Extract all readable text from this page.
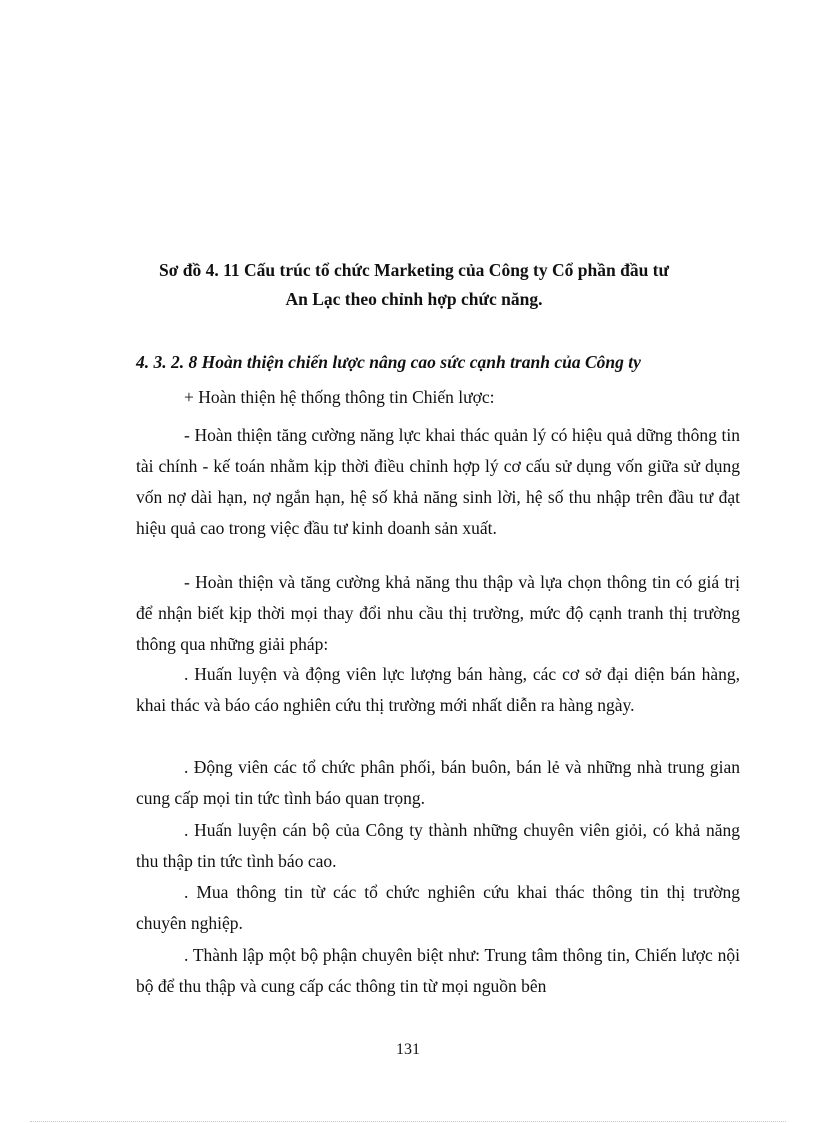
Sơ đồ 4. 11 Cấu trúc tổ chức Marketing của Công ty Cổ phần đầu tư
An Lạc theo chỉnh hợp chức năng.
4. 3. 2. 8 Hoàn thiện chiến lược nâng cao sức cạnh tranh của Công ty

+ Hoàn thiện hệ thống thông tin Chiến lược:

- Hoàn thiện tăng cường năng lực khai thác quản lý có hiệu quả dững thông tin tài chính - kế toán nhằm kịp thời điều chỉnh hợp lý cơ cấu sử dụng vốn giữa sử dụng vốn nợ dài hạn, nợ ngắn hạn, hệ số khả năng sinh lời, hệ số thu nhập trên đầu tư đạt hiệu quả cao trong việc đầu tư kinh doanh sản xuất.

- Hoàn thiện và tăng cường khả năng thu thập và lựa chọn thông tin có giá trị để nhận biết kịp thời mọi thay đổi nhu cầu thị trường, mức độ cạnh tranh thị trường thông qua những giải pháp:

. Huấn luyện và động viên lực lượng bán hàng, các cơ sở đại diện bán hàng, khai thác và báo cáo nghiên cứu thị trường mới nhất diễn ra hàng ngày.

. Động viên các tổ chức phân phối, bán buôn, bán lẻ và những nhà trung gian cung cấp mọi tin tức tình báo quan trọng.

. Huấn luyện cán bộ của Công ty thành những chuyên viên giỏi, có khả năng thu thập tin tức tình báo cao.

. Mua thông tin từ các tổ chức nghiên cứu khai thác thông tin thị trường chuyên nghiệp.

. Thành lập một bộ phận chuyên biệt như: Trung tâm thông tin, Chiến lược nội bộ để thu thập và cung cấp các thông tin từ mọi nguồn bên

131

**TASK DIRECTIONS**. Give an exact copy of the material, leaving out every picture.

**COMPLETE ANSWER**.
Extract all readable text from this page.
Sơ đồ 4. 11 Cấu trúc tổ chức Marketing của Công ty Cổ phần đầu tư
An Lạc theo chỉnh hợp chức năng.
4. 3. 2. 8 Hoàn thiện chiến lược nâng cao sức cạnh tranh của Công ty

+ Hoàn thiện hệ thống thông tin Chiến lược:

- Hoàn thiện tăng cường năng lực khai thác quản lý có hiệu quả dững thông tin tài chính - kế toán nhằm kịp thời điều chỉnh hợp lý cơ cấu sử dụng vốn giữa sử dụng vốn nợ dài hạn, nợ ngắn hạn, hệ số khả năng sinh lời, hệ số thu nhập trên đầu tư đạt hiệu quả cao trong việc đầu tư kinh doanh sản xuất.

- Hoàn thiện và tăng cường khả năng thu thập và lựa chọn thông tin có giá trị để nhận biết kịp thời mọi thay đổi nhu cầu thị trường, mức độ cạnh tranh thị trường thông qua những giải pháp:

. Huấn luyện và động viên lực lượng bán hàng, các cơ sở đại diện bán hàng, khai thác và báo cáo nghiên cứu thị trường mới nhất diễn ra hàng ngày.

. Động viên các tổ chức phân phối, bán buôn, bán lẻ và những nhà trung gian cung cấp mọi tin tức tình báo quan trọng.

. Huấn luyện cán bộ của Công ty thành những chuyên viên giỏi, có khả năng thu thập tin tức tình báo cao.

. Mua thông tin từ các tổ chức nghiên cứu khai thác thông tin thị trường chuyên nghiệp.

. Thành lập một bộ phận chuyên biệt như: Trung tâm thông tin, Chiến lược nội bộ để thu thập và cung cấp các thông tin từ mọi nguồn bên

131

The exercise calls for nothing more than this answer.